__Problem details__:
Extract the text of every entry below exactly; leave images out.

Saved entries
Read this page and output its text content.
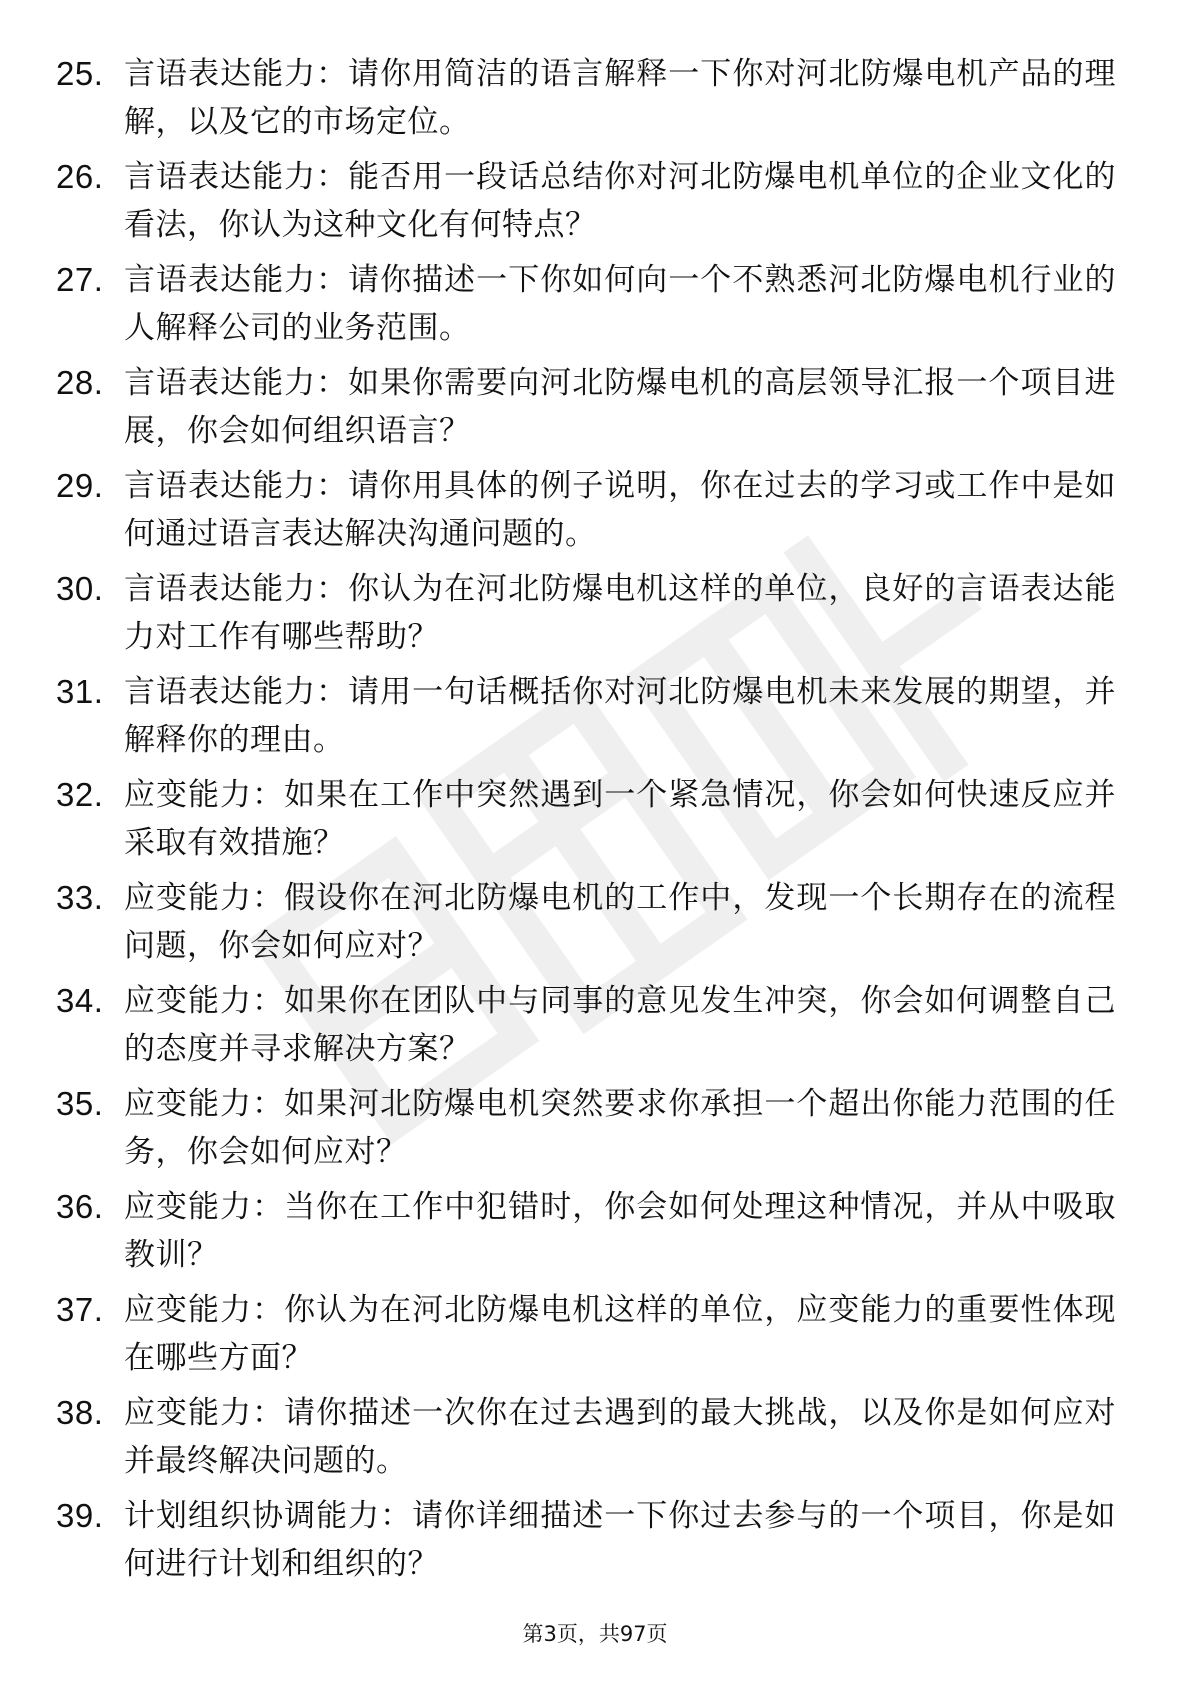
25. 言语表达能力：请你用简洁的语言解释一下你对河北防爆电机产品的理解，以及它的市场定位。
26. 言语表达能力：能否用一段话总结你对河北防爆电机单位的企业文化的看法，你认为这种文化有何特点？
27. 言语表达能力：请你描述一下你如何向一个不熟悉河北防爆电机行业的人解释公司的业务范围。
28. 言语表达能力：如果你需要向河北防爆电机的高层领导汇报一个项目进展，你会如何组织语言？
29. 言语表达能力：请你用具体的例子说明，你在过去的学习或工作中是如何通过语言表达解决沟通问题的。
30. 言语表达能力：你认为在河北防爆电机这样的单位，良好的言语表达能力对工作有哪些帮助？
31. 言语表达能力：请用一句话概括你对河北防爆电机未来发展的期望，并解释你的理由。
32. 应变能力：如果在工作中突然遇到一个紧急情况，你会如何快速反应并采取有效措施？
33. 应变能力：假设你在河北防爆电机的工作中，发现一个长期存在的流程问题，你会如何应对？
34. 应变能力：如果你在团队中与同事的意见发生冲突，你会如何调整自己的态度并寻求解决方案？
35. 应变能力：如果河北防爆电机突然要求你承担一个超出你能力范围的任务，你会如何应对？
36. 应变能力：当你在工作中犯错时，你会如何处理这种情况，并从中吸取教训？
37. 应变能力：你认为在河北防爆电机这样的单位，应变能力的重要性体现在哪些方面？
38. 应变能力：请你描述一次你在过去遇到的最大挑战，以及你是如何应对并最终解决问题的。
39. 计划组织协调能力：请你详细描述一下你过去参与的一个项目，你是如何进行计划和组织的？
第3页，共97页
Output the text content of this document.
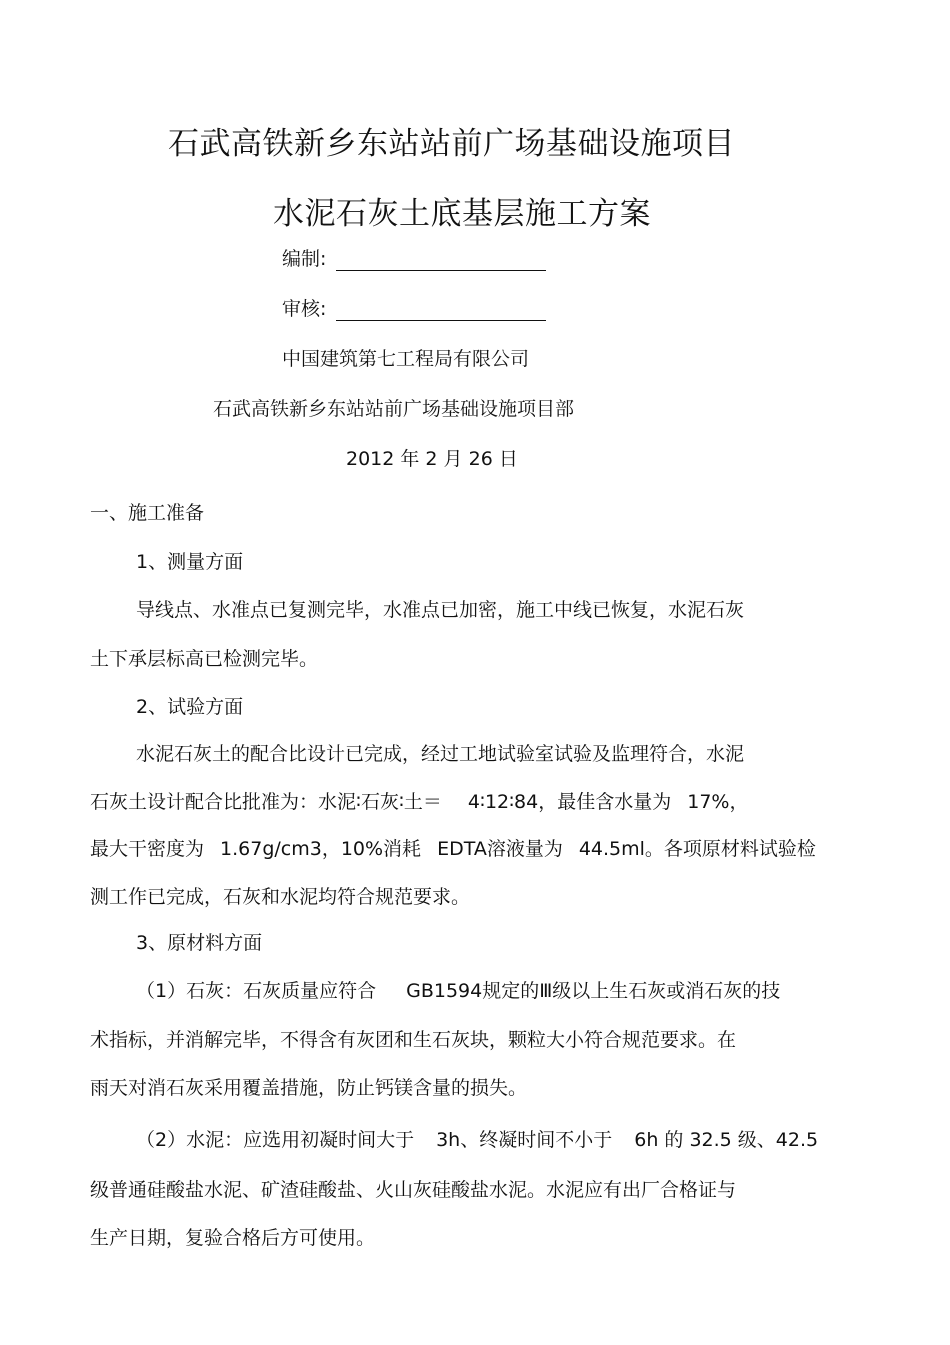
石武高铁新乡东站站前广场基础设施项目
水泥石灰土底基层施工方案
编制:
审核:
中国建筑第七工程局有限公司
石武高铁新乡东站站前广场基础设施项目部
2012 年 2 月 26 日
一、施工准备
1、测量方面
导线点、水准点已复测完毕，水准点已加密，施工中线已恢复，水泥石灰
土下承层标高已检测完毕。
2、试验方面
水泥石灰土的配合比设计已完成，经过工地试验室试验及监理符合，水泥
石灰土设计配合比批准为：水泥∶石灰∶土＝ 4∶12∶84，最佳含水量为 17%，
最大干密度为 1.67g/cm3，10%消耗 EDTA溶液量为 44.5ml。各项原材料试验检
测工作已完成，石灰和水泥均符合规范要求。
3、原材料方面
（1）石灰：石灰质量应符合 GB1594规定的Ⅲ级以上生石灰或消石灰的技
术指标，并消解完毕，不得含有灰团和生石灰块，颗粒大小符合规范要求。在
雨天对消石灰采用覆盖措施，防止钙镁含量的损失。
（2）水泥：应选用初凝时间大于 3h、终凝时间不小于 6h 的 32.5 级、42.5
级普通硅酸盐水泥、矿渣硅酸盐、火山灰硅酸盐水泥。水泥应有出厂合格证与
生产日期，复验合格后方可使用。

__Task answer__:
Read this page and output its text content.
25. 言语表达能力：请你用简洁的语言解释一下你对河北防爆电机产品的理解，以及它的市场定位。
26. 言语表达能力：能否用一段话总结你对河北防爆电机单位的企业文化的看法，你认为这种文化有何特点？
27. 言语表达能力：请你描述一下你如何向一个不熟悉河北防爆电机行业的人解释公司的业务范围。
28. 言语表达能力：如果你需要向河北防爆电机的高层领导汇报一个项目进展，你会如何组织语言？
29. 言语表达能力：请你用具体的例子说明，你在过去的学习或工作中是如何通过语言表达解决沟通问题的。
30. 言语表达能力：你认为在河北防爆电机这样的单位，良好的言语表达能力对工作有哪些帮助？
31. 言语表达能力：请用一句话概括你对河北防爆电机未来发展的期望，并解释你的理由。
32. 应变能力：如果在工作中突然遇到一个紧急情况，你会如何快速反应并采取有效措施？
33. 应变能力：假设你在河北防爆电机的工作中，发现一个长期存在的流程问题，你会如何应对？
34. 应变能力：如果你在团队中与同事的意见发生冲突，你会如何调整自己的态度并寻求解决方案？
35. 应变能力：如果河北防爆电机突然要求你承担一个超出你能力范围的任务，你会如何应对？
36. 应变能力：当你在工作中犯错时，你会如何处理这种情况，并从中吸取教训？
37. 应变能力：你认为在河北防爆电机这样的单位，应变能力的重要性体现在哪些方面？
38. 应变能力：请你描述一次你在过去遇到的最大挑战，以及你是如何应对并最终解决问题的。
39. 计划组织协调能力：请你详细描述一下你过去参与的一个项目，你是如何进行计划和组织的？
第3页，共97页
Output the text content of this document.
石武高铁新乡东站站前广场基础设施项目
水泥石灰土底基层施工方案
编制:
审核:
中国建筑第七工程局有限公司
石武高铁新乡东站站前广场基础设施项目部
2012 年 2 月 26 日
一、施工准备
1、测量方面
导线点、水准点已复测完毕，水准点已加密，施工中线已恢复，水泥石灰
土下承层标高已检测完毕。
2、试验方面
水泥石灰土的配合比设计已完成，经过工地试验室试验及监理符合，水泥
石灰土设计配合比批准为：水泥∶石灰∶土＝ 4∶12∶84，最佳含水量为 17%，
最大干密度为 1.67g/cm3，10%消耗 EDTA溶液量为 44.5ml。各项原材料试验检
测工作已完成，石灰和水泥均符合规范要求。
3、原材料方面
（1）石灰：石灰质量应符合 GB1594规定的Ⅲ级以上生石灰或消石灰的技
术指标，并消解完毕，不得含有灰团和生石灰块，颗粒大小符合规范要求。在
雨天对消石灰采用覆盖措施，防止钙镁含量的损失。
（2）水泥：应选用初凝时间大于 3h、终凝时间不小于 6h 的 32.5 级、42.5
级普通硅酸盐水泥、矿渣硅酸盐、火山灰硅酸盐水泥。水泥应有出厂合格证与
生产日期，复验合格后方可使用。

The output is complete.